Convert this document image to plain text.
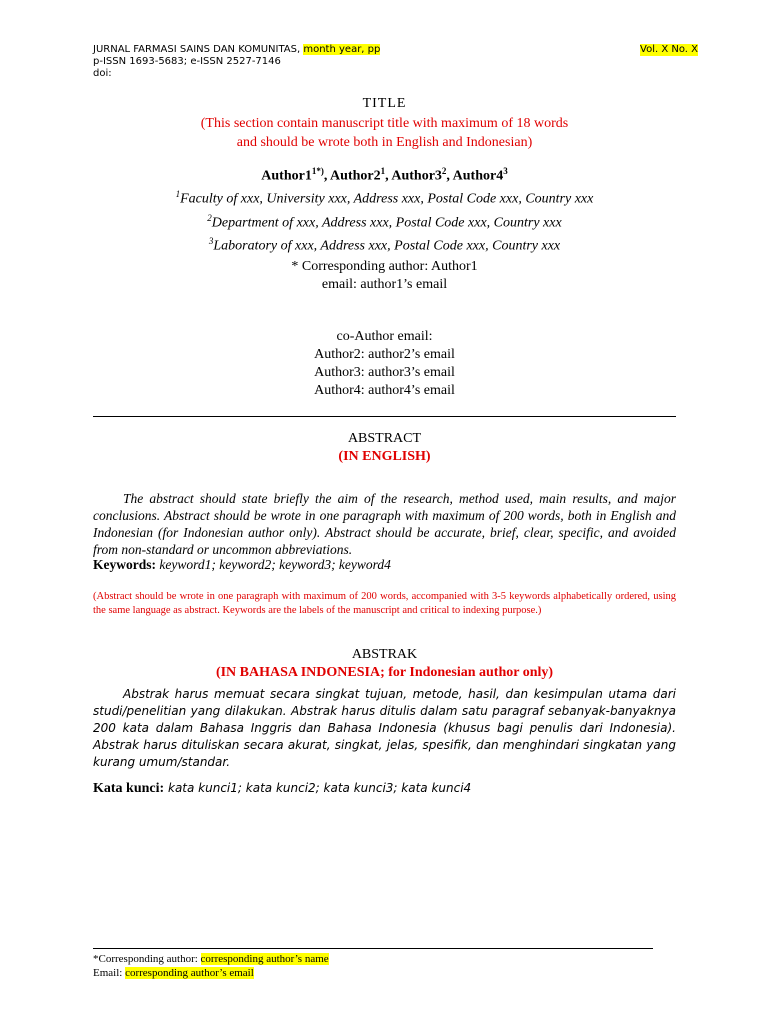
JURNAL FARMASI SAINS DAN KOMUNITAS, month year, pp	Vol. X No. X
p-ISSN 1693-5683; e-ISSN 2527-7146
doi:
TITLE
(This section contain manuscript title with maximum of 18 words
and should be wrote both in English and Indonesian)
$Author1^{1*)}$, $Author2^1$, $Author3^2$, $Author4^3$
$^1$Faculty of xxx, University xxx, Address xxx, Postal Code xxx, Country xxx
$^2$Department of xxx, Address xxx, Postal Code xxx, Country xxx
$^3$Laboratory of xxx, Address xxx, Postal Code xxx, Country xxx
* Corresponding author: Author1
email: author1’s email
co-Author email:
Author2: author2’s email
Author3: author3’s email
Author4: author4’s email
ABSTRACT
(IN ENGLISH)
The abstract should state briefly the aim of the research, method used, main results, and major conclusions. Abstract should be wrote in one paragraph with maximum of 200 words, both in English and Indonesian (for Indonesian author only). Abstract should be accurate, brief, clear, specific, and avoided from non-standard or uncommon abbreviations.
Keywords: keyword1; keyword2; keyword3; keyword4
(Abstract should be wrote in one paragraph with maximum of 200 words, accompanied with 3-5 keywords alphabetically ordered, using the same language as abstract. Keywords are the labels of the manuscript and critical to indexing purpose.)
ABSTRAK
(IN BAHASA INDONESIA; for Indonesian author only)
Abstrak harus memuat secara singkat tujuan, metode, hasil, dan kesimpulan utama dari studi/penelitian yang dilakukan. Abstrak harus ditulis dalam satu paragraf sebanyak-banyaknya 200 kata dalam Bahasa Inggris dan Bahasa Indonesia (khusus bagi penulis dari Indonesia). Abstrak harus dituliskan secara akurat, singkat, jelas, spesifik, dan menghindari singkatan yang kurang umum/standar.
Kata kunci: kata kunci1; kata kunci2; kata kunci3; kata kunci4
*Corresponding author: corresponding author’s name
Email: corresponding author’s email
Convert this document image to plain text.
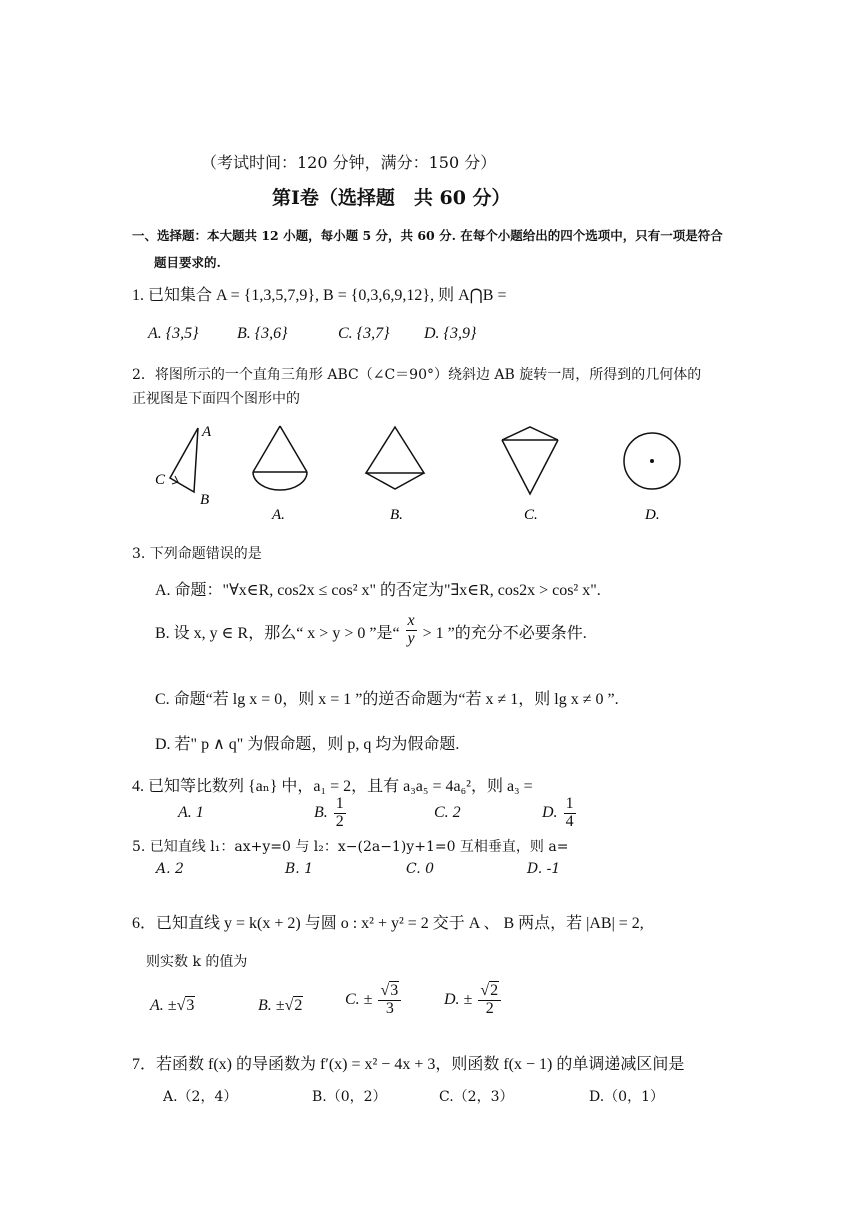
（考试时间：120 分钟，满分：150 分）
第Ⅰ卷（选择题　共 60 分）
一、选择题：本大题共 12 小题，每小题 5 分，共 60 分. 在每个小题给出的四个选项中，只有一项是符合
题目要求的.
1. 已知集合 A = {1,3,5,7,9}, B = {0,3,6,9,12}, 则 A⋂B =
A. {3,5} B. {3,6}	C. {3,7} D. {3,9}
2．将图所示的一个直角三角形 ABC（∠C＝90°）绕斜边 AB 旋转一周，所得到的几何体的
正视图是下面四个图形中的
A
C
B
A.	B.	C.	D.
3. 下列命题错误的是
A. 命题："∀x∈R, cos2x ≤ cos² x" 的否定为"∃x∈R, cos2x > cos² x".
B. 设 x, y ∈ R，那么“ x > y > 0 ”是“ $\frac{x}{y} > 1$ ”的充分不必要条件.
C. 命题“若 lg x = 0，则 x = 1 ”的逆否命题为“若 x ≠ 1，则 lg x ≠ 0 ”.
D. 若" p ∧ q" 为假命题，则 p, q 均为假命题.
4. 已知等比数列 {aₙ} 中，a₁ = 2，且有 a₃a₅ = 4a₆²，则 a₃ =
A. 1	B. $\frac{1}{2}$	C. 2	D. $\frac{1}{4}$
5. 已知直线 l₁：ax+y=0 与 l₂：x−(2a−1)y+1=0 互相垂直，则 a=
A. 2	B. 1	C. 0	D. -1
6．已知直线 y = k(x + 2) 与圆 o : x² + y² = 2 交于 A 、 B 两点，若 |AB| = 2,
则实数 k 的值为
A. ±√3	B. ±√2	C. ± $\frac{√3}{3}$	D. ± $\frac{√2}{2}$
7．若函数 f(x) 的导函数为 f′(x) = x² − 4x + 3，则函数 f(x − 1) 的单调递减区间是
A.（2，4）	B.（0，2）	C.（2，3）	D.（0，1）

**WRITTEN EXERCISE:** All records must be output exactly as they are, except for the pictures, which are left out.

**FINISHED TASK:**
Convert this document image to plain text.
JURNAL FARMASI SAINS DAN KOMUNITAS, month year, pp	Vol. X No. X
p-ISSN 1693-5683; e-ISSN 2527-7146
doi:
TITLE
(This section contain manuscript title with maximum of 18 words
and should be wrote both in English and Indonesian)
$Author1^{1*)}$, $Author2^1$, $Author3^2$, $Author4^3$
$^1$Faculty of xxx, University xxx, Address xxx, Postal Code xxx, Country xxx
$^2$Department of xxx, Address xxx, Postal Code xxx, Country xxx
$^3$Laboratory of xxx, Address xxx, Postal Code xxx, Country xxx
* Corresponding author: Author1
email: author1’s email
co-Author email:
Author2: author2’s email
Author3: author3’s email
Author4: author4’s email
ABSTRACT
(IN ENGLISH)
The abstract should state briefly the aim of the research, method used, main results, and major conclusions. Abstract should be wrote in one paragraph with maximum of 200 words, both in English and Indonesian (for Indonesian author only). Abstract should be accurate, brief, clear, specific, and avoided from non-standard or uncommon abbreviations.
Keywords: keyword1; keyword2; keyword3; keyword4
(Abstract should be wrote in one paragraph with maximum of 200 words, accompanied with 3-5 keywords alphabetically ordered, using the same language as abstract. Keywords are the labels of the manuscript and critical to indexing purpose.)
ABSTRAK
(IN BAHASA INDONESIA; for Indonesian author only)
Abstrak harus memuat secara singkat tujuan, metode, hasil, dan kesimpulan utama dari studi/penelitian yang dilakukan. Abstrak harus ditulis dalam satu paragraf sebanyak-banyaknya 200 kata dalam Bahasa Inggris dan Bahasa Indonesia (khusus bagi penulis dari Indonesia). Abstrak harus dituliskan secara akurat, singkat, jelas, spesifik, dan menghindari singkatan yang kurang umum/standar.
Kata kunci: kata kunci1; kata kunci2; kata kunci3; kata kunci4
*Corresponding author: corresponding author’s name
Email: corresponding author’s email
Convert this document image to plain text.
（考试时间：120 分钟，满分：150 分）
第Ⅰ卷（选择题　共 60 分）
一、选择题：本大题共 12 小题，每小题 5 分，共 60 分. 在每个小题给出的四个选项中，只有一项是符合
题目要求的.
1. 已知集合 A = {1,3,5,7,9}, B = {0,3,6,9,12}, 则 A⋂B =
A. {3,5} B. {3,6}	C. {3,7} D. {3,9}
2．将图所示的一个直角三角形 ABC（∠C＝90°）绕斜边 AB 旋转一周，所得到的几何体的
正视图是下面四个图形中的
A
C
B
A.	B.	C.	D.
3. 下列命题错误的是
A. 命题："∀x∈R, cos2x ≤ cos² x" 的否定为"∃x∈R, cos2x > cos² x".
B. 设 x, y ∈ R，那么“ x > y > 0 ”是“ $\frac{x}{y} > 1$ ”的充分不必要条件.
C. 命题“若 lg x = 0，则 x = 1 ”的逆否命题为“若 x ≠ 1，则 lg x ≠ 0 ”.
D. 若" p ∧ q" 为假命题，则 p, q 均为假命题.
4. 已知等比数列 {aₙ} 中，a₁ = 2，且有 a₃a₅ = 4a₆²，则 a₃ =
A. 1	B. $\frac{1}{2}$	C. 2	D. $\frac{1}{4}$
5. 已知直线 l₁：ax+y=0 与 l₂：x−(2a−1)y+1=0 互相垂直，则 a=
A. 2	B. 1	C. 0	D. -1
6．已知直线 y = k(x + 2) 与圆 o : x² + y² = 2 交于 A 、 B 两点，若 |AB| = 2,
则实数 k 的值为
A. ±√3	B. ±√2	C. ± $\frac{√3}{3}$	D. ± $\frac{√2}{2}$
7．若函数 f(x) 的导函数为 f′(x) = x² − 4x + 3，则函数 f(x − 1) 的单调递减区间是
A.（2，4）	B.（0，2）	C.（2，3）	D.（0，1）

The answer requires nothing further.